### TO BE DONE
Records follow. Pull out every line that contains "Code".

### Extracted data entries

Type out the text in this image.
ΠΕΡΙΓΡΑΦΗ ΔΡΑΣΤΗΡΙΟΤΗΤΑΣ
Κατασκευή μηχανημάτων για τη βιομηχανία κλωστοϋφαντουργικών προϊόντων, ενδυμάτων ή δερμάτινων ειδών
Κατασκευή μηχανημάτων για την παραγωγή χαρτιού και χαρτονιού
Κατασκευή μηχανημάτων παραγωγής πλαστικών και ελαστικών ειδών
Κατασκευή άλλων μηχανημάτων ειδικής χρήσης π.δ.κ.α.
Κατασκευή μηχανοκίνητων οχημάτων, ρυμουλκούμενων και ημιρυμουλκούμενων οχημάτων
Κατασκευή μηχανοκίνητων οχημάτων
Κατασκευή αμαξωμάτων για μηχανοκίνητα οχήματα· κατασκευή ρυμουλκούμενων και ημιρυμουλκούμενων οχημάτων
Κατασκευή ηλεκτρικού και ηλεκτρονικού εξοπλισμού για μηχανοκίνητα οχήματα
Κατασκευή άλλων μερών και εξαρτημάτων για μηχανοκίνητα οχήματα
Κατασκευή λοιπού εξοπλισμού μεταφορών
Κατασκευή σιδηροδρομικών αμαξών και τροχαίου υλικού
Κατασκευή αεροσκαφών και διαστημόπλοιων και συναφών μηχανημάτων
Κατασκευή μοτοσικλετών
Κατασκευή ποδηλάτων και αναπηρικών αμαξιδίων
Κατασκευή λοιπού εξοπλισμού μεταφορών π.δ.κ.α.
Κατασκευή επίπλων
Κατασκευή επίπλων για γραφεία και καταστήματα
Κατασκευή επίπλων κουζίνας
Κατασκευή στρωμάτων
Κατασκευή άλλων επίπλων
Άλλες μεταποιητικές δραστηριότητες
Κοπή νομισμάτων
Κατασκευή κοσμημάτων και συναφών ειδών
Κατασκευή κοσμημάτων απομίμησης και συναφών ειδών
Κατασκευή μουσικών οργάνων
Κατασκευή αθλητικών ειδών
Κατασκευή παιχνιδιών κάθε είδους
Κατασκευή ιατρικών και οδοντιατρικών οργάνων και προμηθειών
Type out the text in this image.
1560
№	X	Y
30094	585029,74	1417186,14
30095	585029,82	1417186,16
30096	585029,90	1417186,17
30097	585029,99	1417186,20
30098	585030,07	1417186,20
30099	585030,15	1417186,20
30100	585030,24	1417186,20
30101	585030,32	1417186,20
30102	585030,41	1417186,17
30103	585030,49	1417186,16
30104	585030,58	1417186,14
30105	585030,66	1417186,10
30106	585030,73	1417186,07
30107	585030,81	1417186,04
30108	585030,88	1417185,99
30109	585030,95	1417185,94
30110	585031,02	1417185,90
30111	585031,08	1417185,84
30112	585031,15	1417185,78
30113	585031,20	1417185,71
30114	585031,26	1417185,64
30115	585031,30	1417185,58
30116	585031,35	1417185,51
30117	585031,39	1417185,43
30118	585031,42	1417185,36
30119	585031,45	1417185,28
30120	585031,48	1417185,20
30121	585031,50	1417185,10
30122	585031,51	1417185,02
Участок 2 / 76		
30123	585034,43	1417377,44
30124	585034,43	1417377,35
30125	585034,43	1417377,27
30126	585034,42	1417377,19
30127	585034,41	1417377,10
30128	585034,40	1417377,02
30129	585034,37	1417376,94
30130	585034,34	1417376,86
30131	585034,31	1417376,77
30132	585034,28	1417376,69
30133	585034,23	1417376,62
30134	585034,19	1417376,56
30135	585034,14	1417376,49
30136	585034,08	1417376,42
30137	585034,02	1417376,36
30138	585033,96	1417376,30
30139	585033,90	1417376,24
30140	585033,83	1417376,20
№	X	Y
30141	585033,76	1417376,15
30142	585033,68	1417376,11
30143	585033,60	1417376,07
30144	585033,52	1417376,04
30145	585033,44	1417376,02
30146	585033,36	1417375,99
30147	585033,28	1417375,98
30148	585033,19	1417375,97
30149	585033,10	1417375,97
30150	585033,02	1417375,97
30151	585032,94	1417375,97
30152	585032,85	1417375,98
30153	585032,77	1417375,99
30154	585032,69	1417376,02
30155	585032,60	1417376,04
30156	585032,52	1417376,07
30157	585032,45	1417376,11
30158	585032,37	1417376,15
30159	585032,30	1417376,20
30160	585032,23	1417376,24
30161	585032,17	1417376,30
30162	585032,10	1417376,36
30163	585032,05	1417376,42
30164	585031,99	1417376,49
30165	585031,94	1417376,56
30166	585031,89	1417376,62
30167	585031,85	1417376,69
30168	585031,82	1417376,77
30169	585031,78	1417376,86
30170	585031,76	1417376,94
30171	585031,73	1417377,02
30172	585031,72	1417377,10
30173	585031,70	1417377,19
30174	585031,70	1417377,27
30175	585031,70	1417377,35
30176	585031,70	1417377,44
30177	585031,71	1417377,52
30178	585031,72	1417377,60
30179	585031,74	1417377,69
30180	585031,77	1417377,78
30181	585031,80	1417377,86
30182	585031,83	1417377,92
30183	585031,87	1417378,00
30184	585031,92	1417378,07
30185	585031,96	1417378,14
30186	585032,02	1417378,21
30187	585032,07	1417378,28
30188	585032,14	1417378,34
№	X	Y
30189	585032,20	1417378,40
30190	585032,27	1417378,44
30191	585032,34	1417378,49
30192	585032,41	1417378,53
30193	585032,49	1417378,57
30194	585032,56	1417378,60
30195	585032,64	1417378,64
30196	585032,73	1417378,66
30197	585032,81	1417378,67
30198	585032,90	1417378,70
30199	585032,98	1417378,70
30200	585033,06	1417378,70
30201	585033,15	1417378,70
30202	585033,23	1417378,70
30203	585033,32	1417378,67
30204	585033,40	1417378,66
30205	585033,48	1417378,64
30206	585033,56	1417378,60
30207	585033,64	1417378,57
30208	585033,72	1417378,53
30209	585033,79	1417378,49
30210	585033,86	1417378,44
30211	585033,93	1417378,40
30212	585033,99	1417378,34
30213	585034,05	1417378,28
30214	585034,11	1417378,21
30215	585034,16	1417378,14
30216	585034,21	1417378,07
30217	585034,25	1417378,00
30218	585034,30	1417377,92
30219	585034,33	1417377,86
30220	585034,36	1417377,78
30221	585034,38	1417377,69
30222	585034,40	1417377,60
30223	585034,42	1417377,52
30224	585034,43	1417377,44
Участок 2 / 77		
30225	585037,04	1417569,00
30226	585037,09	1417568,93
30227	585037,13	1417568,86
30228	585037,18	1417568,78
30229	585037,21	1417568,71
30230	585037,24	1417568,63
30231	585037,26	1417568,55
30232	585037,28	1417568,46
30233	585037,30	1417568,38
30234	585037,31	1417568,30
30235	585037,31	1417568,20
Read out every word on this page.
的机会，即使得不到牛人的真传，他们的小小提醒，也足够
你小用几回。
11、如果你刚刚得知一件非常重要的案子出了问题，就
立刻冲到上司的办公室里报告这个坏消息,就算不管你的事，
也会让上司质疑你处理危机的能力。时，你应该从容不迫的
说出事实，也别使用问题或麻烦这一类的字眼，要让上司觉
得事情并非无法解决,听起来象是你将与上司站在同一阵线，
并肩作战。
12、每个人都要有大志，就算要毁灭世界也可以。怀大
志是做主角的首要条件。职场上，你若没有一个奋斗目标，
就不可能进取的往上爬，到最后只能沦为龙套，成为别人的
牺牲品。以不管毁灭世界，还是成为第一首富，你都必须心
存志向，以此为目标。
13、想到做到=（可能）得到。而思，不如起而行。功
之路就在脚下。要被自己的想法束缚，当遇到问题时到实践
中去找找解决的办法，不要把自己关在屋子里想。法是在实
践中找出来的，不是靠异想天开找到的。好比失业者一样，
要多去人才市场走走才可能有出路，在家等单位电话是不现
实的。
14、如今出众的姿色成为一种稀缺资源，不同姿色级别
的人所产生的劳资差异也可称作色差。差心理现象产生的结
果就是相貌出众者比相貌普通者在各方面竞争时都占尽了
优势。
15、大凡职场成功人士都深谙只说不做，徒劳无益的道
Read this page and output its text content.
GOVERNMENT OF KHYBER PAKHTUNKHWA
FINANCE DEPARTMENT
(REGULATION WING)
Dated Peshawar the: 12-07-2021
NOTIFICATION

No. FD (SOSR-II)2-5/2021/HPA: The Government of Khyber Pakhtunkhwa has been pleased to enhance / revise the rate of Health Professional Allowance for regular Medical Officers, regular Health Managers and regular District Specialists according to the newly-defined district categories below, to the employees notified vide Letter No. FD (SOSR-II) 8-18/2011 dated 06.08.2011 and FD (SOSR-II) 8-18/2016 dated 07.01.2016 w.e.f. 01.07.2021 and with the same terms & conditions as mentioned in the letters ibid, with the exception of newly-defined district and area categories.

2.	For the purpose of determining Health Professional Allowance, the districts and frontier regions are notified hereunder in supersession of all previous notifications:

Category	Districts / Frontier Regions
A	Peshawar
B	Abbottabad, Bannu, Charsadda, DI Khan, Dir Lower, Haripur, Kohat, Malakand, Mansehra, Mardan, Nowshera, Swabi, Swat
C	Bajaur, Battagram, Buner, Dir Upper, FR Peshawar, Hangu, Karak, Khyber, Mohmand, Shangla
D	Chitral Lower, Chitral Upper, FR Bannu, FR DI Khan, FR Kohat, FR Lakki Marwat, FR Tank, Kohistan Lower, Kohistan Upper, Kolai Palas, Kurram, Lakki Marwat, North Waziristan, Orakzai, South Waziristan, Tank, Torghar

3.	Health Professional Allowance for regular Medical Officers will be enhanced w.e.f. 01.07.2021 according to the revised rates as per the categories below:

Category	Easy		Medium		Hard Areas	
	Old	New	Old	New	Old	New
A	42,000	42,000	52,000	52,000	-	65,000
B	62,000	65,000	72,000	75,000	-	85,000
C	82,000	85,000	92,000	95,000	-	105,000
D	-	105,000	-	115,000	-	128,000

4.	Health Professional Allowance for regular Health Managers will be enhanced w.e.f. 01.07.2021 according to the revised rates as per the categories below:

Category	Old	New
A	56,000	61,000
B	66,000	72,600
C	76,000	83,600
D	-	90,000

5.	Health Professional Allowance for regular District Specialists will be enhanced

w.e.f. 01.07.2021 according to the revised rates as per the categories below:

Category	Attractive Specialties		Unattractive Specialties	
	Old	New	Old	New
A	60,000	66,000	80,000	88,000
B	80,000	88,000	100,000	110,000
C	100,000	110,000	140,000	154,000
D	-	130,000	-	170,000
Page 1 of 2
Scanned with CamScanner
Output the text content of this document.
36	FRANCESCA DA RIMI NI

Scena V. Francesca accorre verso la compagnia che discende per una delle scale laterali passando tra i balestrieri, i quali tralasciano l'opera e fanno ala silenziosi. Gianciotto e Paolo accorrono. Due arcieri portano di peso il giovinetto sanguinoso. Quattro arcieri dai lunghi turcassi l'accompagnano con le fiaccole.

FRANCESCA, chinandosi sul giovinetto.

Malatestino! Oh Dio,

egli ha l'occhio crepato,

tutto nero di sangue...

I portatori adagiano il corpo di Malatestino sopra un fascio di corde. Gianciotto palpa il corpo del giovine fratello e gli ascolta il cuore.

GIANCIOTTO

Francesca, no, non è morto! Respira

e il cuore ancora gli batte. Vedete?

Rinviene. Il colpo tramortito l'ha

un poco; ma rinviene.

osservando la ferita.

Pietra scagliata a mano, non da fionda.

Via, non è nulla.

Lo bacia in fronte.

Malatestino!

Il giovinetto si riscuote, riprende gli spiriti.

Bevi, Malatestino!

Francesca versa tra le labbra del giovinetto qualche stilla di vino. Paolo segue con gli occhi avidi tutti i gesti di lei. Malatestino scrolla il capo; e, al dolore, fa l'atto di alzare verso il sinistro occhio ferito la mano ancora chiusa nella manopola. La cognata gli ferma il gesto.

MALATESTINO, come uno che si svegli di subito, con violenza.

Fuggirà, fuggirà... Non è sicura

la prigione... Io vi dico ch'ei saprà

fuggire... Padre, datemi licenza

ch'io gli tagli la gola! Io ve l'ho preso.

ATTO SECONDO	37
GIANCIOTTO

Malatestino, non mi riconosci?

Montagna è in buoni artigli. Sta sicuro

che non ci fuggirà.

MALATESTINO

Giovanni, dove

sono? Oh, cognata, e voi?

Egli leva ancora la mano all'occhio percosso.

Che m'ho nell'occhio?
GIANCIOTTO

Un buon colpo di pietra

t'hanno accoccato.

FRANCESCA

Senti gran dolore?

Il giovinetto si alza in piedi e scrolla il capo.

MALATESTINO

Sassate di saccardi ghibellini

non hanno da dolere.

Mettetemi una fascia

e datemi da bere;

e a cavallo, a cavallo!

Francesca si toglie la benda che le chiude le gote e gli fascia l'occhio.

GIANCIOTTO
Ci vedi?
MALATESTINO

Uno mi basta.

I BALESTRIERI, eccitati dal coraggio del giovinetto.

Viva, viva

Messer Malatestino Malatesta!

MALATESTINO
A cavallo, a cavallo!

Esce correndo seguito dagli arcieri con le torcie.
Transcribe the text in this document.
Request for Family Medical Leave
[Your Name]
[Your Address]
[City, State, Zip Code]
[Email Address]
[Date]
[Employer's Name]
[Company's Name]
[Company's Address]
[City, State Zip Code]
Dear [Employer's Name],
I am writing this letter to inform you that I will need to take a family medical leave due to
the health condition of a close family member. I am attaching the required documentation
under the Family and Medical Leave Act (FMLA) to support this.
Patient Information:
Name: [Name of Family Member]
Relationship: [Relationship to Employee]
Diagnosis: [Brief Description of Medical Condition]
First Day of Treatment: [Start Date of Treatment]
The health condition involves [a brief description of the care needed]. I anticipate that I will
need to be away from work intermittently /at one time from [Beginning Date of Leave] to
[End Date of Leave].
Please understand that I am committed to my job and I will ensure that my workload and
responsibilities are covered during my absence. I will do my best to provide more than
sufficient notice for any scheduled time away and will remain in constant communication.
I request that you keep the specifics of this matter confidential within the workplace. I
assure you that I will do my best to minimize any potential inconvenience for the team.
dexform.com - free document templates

### WORKED SOLUTION
[City, State, Zip Code]
[City, State Zip Code]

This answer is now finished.